◆ MATERIAL PROVIDED:

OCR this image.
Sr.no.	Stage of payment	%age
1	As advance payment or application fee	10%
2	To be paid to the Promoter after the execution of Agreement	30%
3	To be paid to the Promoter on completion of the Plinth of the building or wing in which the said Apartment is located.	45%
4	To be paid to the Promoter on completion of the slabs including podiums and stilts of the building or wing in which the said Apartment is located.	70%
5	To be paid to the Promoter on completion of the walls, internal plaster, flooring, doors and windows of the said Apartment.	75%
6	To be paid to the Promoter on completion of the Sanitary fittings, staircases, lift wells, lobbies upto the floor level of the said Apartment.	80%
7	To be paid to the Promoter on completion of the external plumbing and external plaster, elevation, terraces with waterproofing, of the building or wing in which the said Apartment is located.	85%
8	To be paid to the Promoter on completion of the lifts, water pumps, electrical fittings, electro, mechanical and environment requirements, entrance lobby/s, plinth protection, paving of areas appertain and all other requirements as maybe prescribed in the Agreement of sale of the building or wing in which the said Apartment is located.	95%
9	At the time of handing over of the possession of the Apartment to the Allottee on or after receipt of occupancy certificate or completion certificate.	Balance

◆ OBJECTIVE: Among the lines of the data above, count those holding "fittings" and state only the number.

◆ ANSWER IN FULL: 2